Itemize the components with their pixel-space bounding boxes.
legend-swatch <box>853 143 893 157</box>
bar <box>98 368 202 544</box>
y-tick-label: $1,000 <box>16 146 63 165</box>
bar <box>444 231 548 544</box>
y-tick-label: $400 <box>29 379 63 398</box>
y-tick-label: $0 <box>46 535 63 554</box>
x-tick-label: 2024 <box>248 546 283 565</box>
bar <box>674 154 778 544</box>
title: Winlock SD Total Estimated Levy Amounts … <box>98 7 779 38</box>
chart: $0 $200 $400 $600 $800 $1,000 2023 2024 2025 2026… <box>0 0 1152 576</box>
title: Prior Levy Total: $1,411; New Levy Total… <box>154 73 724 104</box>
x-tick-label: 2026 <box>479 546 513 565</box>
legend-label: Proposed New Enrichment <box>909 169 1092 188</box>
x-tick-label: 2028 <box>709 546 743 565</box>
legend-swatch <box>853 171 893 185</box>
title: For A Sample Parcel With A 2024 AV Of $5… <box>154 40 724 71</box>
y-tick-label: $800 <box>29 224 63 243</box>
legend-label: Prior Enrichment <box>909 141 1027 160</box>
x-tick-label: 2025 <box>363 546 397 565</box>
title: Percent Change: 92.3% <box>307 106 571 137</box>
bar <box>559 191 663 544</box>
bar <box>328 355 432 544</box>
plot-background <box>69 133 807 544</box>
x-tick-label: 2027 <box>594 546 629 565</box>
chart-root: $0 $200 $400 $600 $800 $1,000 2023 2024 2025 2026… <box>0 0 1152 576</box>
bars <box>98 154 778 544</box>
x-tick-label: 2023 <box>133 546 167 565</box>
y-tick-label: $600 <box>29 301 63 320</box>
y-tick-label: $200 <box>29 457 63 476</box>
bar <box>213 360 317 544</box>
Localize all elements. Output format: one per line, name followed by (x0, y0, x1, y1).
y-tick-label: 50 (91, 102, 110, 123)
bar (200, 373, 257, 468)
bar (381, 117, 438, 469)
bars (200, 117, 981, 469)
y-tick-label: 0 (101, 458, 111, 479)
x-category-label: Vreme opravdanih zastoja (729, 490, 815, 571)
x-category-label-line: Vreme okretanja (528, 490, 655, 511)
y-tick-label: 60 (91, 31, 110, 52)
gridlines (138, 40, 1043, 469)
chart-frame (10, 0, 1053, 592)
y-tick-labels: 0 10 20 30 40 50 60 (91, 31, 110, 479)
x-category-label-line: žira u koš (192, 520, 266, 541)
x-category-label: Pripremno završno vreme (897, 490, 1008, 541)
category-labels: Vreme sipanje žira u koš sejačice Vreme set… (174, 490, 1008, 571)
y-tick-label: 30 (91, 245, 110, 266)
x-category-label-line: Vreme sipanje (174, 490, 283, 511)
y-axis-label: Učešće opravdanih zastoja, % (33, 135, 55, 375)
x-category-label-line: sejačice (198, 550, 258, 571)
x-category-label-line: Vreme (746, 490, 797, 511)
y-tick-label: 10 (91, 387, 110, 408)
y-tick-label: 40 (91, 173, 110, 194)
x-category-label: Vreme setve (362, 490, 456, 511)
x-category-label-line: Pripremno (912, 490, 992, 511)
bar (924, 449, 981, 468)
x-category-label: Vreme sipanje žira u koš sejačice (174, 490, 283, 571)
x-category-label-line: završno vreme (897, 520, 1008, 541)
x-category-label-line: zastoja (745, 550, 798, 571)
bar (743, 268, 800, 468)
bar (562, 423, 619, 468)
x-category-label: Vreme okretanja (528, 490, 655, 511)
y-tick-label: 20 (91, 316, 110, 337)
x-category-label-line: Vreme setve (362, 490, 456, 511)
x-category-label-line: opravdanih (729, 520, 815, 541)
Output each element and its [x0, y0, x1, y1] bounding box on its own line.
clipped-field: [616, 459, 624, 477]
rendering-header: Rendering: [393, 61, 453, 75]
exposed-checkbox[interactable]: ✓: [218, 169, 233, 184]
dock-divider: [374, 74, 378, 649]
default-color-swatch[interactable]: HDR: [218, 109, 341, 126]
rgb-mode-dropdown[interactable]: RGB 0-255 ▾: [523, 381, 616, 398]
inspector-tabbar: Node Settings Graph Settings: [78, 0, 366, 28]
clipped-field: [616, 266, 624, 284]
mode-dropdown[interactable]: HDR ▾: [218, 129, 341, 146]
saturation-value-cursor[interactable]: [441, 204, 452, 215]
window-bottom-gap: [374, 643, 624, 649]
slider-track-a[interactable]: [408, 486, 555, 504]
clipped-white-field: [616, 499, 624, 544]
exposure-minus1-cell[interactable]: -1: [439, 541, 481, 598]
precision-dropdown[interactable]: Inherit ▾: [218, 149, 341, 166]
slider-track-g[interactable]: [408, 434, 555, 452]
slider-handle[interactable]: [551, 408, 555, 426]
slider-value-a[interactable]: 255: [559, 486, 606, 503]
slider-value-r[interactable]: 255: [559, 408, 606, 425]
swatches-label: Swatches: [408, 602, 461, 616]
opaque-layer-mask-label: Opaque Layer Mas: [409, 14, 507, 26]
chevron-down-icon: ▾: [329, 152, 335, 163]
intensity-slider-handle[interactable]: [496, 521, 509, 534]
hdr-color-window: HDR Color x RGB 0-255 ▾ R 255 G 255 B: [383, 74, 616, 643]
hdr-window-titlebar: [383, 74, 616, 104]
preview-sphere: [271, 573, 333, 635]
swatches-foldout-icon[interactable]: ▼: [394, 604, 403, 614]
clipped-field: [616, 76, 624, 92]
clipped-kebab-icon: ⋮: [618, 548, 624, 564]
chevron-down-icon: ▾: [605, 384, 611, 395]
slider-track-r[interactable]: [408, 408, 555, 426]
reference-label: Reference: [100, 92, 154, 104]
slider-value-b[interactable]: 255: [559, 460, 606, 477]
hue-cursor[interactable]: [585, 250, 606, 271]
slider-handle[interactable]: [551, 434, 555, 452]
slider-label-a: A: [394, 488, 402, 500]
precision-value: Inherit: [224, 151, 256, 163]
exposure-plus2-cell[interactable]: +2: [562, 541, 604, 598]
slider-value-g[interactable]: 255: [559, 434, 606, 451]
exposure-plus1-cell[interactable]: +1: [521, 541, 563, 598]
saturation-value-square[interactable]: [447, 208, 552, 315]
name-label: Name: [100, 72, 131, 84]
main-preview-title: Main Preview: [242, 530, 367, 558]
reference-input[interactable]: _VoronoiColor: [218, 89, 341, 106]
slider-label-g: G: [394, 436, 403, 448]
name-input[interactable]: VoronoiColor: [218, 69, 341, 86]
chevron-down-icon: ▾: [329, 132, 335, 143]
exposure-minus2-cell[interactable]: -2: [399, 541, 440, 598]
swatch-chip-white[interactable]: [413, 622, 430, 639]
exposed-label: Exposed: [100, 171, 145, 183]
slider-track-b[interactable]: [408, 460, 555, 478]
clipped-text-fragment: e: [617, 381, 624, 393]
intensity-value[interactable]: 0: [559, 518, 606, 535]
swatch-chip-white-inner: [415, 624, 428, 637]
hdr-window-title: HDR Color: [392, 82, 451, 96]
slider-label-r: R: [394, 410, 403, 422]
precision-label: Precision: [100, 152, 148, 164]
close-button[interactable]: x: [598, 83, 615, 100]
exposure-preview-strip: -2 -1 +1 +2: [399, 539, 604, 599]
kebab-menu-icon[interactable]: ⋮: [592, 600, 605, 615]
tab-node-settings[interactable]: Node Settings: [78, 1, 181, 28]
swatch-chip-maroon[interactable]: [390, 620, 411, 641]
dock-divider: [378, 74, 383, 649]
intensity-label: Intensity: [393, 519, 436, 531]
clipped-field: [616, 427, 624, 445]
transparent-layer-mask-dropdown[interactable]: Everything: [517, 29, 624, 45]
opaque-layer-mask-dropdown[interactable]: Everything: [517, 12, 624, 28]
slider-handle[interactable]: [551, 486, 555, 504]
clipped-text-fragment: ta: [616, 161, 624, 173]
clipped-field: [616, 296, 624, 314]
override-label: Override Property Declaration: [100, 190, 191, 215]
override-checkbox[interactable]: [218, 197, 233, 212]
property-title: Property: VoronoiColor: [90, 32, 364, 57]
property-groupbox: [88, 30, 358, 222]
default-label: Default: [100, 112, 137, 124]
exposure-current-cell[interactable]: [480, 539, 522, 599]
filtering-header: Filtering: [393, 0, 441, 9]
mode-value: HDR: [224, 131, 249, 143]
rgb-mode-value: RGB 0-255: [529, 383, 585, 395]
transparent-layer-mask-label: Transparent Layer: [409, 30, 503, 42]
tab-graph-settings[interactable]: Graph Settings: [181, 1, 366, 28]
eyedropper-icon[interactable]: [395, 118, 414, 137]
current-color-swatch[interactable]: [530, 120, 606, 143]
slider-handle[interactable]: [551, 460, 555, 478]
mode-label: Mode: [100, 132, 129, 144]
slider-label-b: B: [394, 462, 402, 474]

* [What is required]:
Copy out the material word for word, from its first line through the line containing "y-tick-label: $0 <box>46 535 63 554</box>".

* [Answer for this exercise]:
Itemize the components with their pixel-space bounding boxes.
legend-swatch <box>853 143 893 157</box>
bar <box>98 368 202 544</box>
y-tick-label: $1,000 <box>16 146 63 165</box>
bar <box>444 231 548 544</box>
y-tick-label: $400 <box>29 379 63 398</box>
y-tick-label: $0 <box>46 535 63 554</box>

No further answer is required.